Lines that hold the word "structure" should be located and copied.

Exercise inputs:
^^^^^^^^

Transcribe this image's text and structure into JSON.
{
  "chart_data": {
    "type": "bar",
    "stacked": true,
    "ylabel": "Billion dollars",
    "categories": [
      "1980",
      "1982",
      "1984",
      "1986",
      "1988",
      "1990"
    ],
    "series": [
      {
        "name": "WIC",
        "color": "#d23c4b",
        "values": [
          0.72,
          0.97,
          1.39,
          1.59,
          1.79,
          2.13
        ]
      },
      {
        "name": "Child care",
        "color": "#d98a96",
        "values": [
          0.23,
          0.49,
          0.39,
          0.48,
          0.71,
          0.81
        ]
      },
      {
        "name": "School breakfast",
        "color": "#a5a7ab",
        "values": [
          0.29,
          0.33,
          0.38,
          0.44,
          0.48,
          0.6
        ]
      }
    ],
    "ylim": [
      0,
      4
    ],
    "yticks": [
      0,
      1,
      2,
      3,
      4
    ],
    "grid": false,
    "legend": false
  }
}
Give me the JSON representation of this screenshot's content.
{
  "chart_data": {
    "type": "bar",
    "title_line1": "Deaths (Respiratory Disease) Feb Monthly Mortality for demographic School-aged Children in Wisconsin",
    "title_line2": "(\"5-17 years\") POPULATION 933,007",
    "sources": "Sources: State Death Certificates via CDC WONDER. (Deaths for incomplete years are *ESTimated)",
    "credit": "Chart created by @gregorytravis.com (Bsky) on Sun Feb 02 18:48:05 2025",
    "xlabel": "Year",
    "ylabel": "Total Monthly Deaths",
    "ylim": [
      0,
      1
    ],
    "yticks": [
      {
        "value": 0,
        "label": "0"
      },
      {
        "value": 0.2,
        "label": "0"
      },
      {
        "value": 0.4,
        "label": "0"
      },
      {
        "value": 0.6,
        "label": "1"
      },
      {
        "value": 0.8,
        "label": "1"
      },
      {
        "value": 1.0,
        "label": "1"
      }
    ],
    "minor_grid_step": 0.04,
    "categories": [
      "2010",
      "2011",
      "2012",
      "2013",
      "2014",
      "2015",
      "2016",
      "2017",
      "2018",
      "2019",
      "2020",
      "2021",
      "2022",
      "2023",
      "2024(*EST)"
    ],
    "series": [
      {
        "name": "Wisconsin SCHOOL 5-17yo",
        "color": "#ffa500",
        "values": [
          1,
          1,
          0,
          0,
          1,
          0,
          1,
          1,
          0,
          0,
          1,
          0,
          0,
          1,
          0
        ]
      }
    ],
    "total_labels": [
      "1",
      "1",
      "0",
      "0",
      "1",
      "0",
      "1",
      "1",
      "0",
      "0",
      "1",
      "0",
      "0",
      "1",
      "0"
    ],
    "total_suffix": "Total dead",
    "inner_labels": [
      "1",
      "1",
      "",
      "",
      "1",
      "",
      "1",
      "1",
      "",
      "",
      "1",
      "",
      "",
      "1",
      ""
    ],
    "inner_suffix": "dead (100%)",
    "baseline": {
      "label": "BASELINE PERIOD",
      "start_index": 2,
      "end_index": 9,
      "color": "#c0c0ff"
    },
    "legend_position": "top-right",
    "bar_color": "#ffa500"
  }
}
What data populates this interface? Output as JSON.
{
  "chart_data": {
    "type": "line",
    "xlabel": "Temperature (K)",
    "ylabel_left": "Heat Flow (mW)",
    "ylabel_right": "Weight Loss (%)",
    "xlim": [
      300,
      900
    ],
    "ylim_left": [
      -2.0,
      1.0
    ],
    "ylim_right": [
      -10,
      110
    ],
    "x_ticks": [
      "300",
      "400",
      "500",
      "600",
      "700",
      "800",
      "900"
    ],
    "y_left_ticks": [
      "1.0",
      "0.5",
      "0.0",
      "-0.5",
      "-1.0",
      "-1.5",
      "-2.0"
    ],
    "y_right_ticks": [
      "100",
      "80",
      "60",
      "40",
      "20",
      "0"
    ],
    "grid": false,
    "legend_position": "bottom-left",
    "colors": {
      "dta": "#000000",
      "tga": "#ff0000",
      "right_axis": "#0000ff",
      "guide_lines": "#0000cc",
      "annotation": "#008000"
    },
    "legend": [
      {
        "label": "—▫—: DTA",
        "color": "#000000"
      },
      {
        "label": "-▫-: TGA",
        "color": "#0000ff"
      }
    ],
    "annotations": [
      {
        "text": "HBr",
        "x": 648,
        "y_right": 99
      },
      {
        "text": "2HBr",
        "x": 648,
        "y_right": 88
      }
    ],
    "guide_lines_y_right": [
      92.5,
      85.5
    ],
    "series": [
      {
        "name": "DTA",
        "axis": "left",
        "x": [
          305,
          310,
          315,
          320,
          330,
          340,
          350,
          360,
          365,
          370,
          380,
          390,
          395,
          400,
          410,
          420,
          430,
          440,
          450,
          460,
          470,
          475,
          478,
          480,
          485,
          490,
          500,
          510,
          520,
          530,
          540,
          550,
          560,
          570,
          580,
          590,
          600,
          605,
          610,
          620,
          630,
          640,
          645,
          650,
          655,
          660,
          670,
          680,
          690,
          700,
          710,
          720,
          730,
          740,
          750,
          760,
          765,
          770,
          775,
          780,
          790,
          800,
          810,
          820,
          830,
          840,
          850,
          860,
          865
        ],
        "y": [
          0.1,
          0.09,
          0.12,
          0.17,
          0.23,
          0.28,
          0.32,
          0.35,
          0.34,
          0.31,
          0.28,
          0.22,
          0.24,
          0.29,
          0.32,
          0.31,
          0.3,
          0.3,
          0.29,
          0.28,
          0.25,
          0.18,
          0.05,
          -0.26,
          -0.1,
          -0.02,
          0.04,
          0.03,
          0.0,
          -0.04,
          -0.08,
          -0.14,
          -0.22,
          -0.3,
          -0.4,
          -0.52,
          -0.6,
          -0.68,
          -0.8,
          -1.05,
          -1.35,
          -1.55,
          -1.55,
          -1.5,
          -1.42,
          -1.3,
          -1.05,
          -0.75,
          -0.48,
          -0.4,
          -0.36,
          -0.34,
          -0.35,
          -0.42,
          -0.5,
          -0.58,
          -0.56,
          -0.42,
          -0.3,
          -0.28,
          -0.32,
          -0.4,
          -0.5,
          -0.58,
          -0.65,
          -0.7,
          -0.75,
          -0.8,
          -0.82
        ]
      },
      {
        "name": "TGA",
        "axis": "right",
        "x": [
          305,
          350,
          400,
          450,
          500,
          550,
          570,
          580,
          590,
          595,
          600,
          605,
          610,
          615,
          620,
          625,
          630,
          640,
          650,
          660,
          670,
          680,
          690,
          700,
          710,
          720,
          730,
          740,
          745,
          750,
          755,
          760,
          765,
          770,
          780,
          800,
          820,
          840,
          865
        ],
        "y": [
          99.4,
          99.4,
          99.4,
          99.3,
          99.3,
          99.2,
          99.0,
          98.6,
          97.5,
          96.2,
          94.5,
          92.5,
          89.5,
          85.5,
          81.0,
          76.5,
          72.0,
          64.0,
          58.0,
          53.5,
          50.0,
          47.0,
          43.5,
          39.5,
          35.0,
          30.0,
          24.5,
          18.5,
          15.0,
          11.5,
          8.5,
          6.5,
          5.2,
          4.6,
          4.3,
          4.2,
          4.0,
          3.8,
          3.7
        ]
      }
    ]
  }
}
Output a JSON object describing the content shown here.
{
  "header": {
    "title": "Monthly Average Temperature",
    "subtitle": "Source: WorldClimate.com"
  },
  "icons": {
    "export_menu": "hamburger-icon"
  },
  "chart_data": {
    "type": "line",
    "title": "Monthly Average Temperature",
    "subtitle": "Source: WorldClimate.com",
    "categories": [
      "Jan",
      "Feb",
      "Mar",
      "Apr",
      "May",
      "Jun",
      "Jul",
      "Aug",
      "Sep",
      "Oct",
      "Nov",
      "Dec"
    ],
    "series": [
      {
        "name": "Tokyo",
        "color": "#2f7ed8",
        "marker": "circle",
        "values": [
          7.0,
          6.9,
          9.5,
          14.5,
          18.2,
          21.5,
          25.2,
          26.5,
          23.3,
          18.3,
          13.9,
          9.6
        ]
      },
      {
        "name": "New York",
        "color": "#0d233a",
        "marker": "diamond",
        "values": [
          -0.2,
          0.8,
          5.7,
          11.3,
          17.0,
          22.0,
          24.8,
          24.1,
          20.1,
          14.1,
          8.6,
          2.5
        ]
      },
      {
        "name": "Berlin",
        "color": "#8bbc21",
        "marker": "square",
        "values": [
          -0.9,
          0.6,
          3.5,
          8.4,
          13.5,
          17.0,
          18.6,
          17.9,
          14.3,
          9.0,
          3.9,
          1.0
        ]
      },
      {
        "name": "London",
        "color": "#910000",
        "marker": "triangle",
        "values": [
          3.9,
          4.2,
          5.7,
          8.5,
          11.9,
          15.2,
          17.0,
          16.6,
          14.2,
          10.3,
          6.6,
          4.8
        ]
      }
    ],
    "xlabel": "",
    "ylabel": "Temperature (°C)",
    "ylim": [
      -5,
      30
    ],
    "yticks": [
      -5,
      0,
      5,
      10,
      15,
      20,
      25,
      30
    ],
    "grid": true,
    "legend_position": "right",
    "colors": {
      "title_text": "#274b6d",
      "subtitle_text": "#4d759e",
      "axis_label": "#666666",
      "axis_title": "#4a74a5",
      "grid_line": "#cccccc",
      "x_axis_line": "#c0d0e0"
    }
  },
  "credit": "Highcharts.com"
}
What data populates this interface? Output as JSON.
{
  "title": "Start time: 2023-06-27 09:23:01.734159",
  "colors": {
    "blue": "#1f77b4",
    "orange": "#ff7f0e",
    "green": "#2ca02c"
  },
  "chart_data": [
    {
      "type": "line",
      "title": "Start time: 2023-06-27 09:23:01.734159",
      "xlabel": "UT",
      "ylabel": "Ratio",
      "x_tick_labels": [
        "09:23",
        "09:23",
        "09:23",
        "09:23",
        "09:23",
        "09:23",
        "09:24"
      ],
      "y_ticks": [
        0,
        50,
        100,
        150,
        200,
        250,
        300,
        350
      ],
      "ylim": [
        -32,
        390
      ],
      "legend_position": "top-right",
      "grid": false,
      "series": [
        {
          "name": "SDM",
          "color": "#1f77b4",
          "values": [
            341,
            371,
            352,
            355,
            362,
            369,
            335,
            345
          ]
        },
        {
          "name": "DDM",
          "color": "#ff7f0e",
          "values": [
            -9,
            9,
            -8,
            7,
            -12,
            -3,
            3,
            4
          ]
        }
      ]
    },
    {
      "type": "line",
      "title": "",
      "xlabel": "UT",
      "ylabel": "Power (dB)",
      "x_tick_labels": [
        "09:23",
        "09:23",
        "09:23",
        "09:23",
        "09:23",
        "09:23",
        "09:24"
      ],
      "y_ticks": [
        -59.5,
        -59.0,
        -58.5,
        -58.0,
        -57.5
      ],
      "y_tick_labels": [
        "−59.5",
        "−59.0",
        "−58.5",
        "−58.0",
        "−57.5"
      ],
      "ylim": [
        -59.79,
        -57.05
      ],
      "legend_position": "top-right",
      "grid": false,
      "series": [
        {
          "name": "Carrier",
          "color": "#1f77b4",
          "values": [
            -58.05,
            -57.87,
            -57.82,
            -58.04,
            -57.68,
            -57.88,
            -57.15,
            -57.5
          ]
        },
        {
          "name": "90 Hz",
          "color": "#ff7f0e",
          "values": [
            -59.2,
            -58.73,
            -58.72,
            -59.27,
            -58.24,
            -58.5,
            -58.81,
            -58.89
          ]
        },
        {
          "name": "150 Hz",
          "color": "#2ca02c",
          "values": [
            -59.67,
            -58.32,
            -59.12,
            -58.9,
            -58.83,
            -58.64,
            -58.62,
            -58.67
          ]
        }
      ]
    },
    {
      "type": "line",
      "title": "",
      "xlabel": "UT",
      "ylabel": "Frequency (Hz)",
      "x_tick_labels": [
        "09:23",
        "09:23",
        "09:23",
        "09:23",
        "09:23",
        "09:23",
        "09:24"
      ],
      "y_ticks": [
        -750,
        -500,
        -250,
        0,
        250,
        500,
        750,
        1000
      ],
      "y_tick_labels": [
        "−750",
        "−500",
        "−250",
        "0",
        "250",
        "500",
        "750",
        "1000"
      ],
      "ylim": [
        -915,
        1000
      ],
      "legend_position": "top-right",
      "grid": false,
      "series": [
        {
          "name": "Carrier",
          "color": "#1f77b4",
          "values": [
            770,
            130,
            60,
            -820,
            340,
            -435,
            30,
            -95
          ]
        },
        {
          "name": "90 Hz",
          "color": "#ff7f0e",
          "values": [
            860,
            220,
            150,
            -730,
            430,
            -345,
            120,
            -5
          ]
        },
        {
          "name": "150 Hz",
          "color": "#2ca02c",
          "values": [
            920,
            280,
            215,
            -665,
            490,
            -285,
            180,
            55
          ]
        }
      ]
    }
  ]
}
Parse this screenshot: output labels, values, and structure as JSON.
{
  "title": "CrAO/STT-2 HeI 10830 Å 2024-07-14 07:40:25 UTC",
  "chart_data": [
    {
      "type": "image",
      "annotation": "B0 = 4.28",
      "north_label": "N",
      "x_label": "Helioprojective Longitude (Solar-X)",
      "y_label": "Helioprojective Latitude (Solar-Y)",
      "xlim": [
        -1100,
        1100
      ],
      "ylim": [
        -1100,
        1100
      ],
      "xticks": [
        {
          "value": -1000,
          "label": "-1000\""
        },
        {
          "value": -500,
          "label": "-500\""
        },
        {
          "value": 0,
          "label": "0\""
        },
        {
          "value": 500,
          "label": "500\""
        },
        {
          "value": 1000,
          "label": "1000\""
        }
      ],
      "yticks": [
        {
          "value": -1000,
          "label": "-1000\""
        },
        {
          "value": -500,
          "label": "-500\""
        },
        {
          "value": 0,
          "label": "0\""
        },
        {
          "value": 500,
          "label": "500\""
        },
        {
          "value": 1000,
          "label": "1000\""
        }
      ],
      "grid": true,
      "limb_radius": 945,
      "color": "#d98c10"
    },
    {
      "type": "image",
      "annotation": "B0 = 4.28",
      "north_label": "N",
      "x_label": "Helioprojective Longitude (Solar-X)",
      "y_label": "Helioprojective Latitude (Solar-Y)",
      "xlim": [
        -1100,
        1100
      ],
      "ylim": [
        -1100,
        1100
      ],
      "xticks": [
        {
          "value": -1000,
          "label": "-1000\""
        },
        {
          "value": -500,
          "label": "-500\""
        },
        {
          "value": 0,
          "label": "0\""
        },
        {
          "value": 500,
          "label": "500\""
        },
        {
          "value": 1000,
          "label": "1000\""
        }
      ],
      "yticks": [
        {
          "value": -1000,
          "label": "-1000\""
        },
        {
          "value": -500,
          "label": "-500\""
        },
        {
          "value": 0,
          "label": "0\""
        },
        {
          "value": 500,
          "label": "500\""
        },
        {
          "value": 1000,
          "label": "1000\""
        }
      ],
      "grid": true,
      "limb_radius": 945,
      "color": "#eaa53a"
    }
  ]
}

^^^^^^^^

Result:
Transcribe this image's text and structure into JSON.
Parse this screenshot: output labels, values, and structure as JSON.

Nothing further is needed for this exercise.